OBJECTIVE: Every line of the records below should be restated exactly.
-- DATA start --
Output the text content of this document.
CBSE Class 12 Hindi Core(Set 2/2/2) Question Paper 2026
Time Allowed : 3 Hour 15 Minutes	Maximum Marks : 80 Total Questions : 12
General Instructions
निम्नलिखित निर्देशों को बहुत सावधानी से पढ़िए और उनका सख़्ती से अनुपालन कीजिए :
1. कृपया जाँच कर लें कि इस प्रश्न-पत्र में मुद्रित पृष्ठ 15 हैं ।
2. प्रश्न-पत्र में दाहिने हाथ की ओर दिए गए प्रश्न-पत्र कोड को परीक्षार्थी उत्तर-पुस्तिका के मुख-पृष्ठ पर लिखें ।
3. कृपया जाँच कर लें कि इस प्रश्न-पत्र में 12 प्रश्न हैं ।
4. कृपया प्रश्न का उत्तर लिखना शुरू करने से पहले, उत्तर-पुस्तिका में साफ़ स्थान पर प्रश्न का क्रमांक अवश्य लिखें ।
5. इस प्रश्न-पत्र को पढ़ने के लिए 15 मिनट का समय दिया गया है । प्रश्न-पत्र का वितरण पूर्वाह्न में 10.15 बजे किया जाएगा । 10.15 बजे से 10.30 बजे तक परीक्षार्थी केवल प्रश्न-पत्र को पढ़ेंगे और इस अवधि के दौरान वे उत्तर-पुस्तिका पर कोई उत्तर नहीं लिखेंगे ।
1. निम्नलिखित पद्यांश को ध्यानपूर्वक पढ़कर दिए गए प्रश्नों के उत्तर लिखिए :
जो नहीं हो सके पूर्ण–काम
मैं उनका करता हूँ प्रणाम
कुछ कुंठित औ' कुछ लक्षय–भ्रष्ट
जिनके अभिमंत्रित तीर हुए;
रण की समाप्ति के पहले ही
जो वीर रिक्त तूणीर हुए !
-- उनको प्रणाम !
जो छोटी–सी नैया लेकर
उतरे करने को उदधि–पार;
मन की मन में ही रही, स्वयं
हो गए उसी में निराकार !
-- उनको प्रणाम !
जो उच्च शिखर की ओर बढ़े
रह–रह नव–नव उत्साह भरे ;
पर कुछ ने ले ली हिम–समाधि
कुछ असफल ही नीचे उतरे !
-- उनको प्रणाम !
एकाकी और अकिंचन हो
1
-- DATA end --
THE RESULT:
Output the text content of this document.
CBSE Class 12 Hindi Core(Set 2/2/2) Question Paper 2026
Time Allowed : 3 Hour 15 Minutes	Maximum Marks : 80 Total Questions : 12
General Instructions
निम्नलिखित निर्देशों को बहुत सावधानी से पढ़िए और उनका सख़्ती से अनुपालन कीजिए :
1. कृपया जाँच कर लें कि इस प्रश्न-पत्र में मुद्रित पृष्ठ 15 हैं ।
2. प्रश्न-पत्र में दाहिने हाथ की ओर दिए गए प्रश्न-पत्र कोड को परीक्षार्थी उत्तर-पुस्तिका के मुख-पृष्ठ पर लिखें ।
3. कृपया जाँच कर लें कि इस प्रश्न-पत्र में 12 प्रश्न हैं ।
4. कृपया प्रश्न का उत्तर लिखना शुरू करने से पहले, उत्तर-पुस्तिका में साफ़ स्थान पर प्रश्न का क्रमांक अवश्य लिखें ।
5. इस प्रश्न-पत्र को पढ़ने के लिए 15 मिनट का समय दिया गया है । प्रश्न-पत्र का वितरण पूर्वाह्न में 10.15 बजे किया जाएगा । 10.15 बजे से 10.30 बजे तक परीक्षार्थी केवल प्रश्न-पत्र को पढ़ेंगे और इस अवधि के दौरान वे उत्तर-पुस्तिका पर कोई उत्तर नहीं लिखेंगे ।
1. निम्नलिखित पद्यांश को ध्यानपूर्वक पढ़कर दिए गए प्रश्नों के उत्तर लिखिए :
जो नहीं हो सके पूर्ण–काम
मैं उनका करता हूँ प्रणाम
कुछ कुंठित औ' कुछ लक्षय–भ्रष्ट
जिनके अभिमंत्रित तीर हुए;
रण की समाप्ति के पहले ही
जो वीर रिक्त तूणीर हुए !
-- उनको प्रणाम !
जो छोटी–सी नैया लेकर
उतरे करने को उदधि–पार;
मन की मन में ही रही, स्वयं
हो गए उसी में निराकार !
-- उनको प्रणाम !
जो उच्च शिखर की ओर बढ़े
रह–रह नव–नव उत्साह भरे ;
पर कुछ ने ले ली हिम–समाधि
कुछ असफल ही नीचे उतरे !
-- उनको प्रणाम !
एकाकी और अकिंचन हो
1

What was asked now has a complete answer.